### [DO THIS]
Copy out, from the entries below, each line holding the string "Past".

-- begin RECORDS SHOWN --

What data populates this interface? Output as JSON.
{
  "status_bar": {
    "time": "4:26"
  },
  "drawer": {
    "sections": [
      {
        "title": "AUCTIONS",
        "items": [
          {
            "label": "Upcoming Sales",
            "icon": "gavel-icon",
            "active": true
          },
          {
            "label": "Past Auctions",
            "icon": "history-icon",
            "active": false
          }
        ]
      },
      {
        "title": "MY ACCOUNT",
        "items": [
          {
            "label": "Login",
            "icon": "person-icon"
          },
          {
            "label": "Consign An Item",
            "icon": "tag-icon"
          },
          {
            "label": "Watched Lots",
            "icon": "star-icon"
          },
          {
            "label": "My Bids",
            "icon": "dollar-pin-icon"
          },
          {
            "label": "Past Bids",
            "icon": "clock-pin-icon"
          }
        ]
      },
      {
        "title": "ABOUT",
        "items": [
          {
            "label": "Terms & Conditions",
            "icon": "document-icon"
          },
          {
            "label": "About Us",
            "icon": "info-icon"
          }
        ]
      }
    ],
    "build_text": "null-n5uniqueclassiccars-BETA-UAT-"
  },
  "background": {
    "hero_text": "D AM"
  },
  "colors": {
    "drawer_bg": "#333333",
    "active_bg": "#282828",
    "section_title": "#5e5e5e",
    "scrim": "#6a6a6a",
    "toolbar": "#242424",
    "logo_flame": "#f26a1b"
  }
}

-- end RECORDS SHOWN --

### [TASK ANSWER]
            "label": "Past Auctions",
            "label": "Past Bids",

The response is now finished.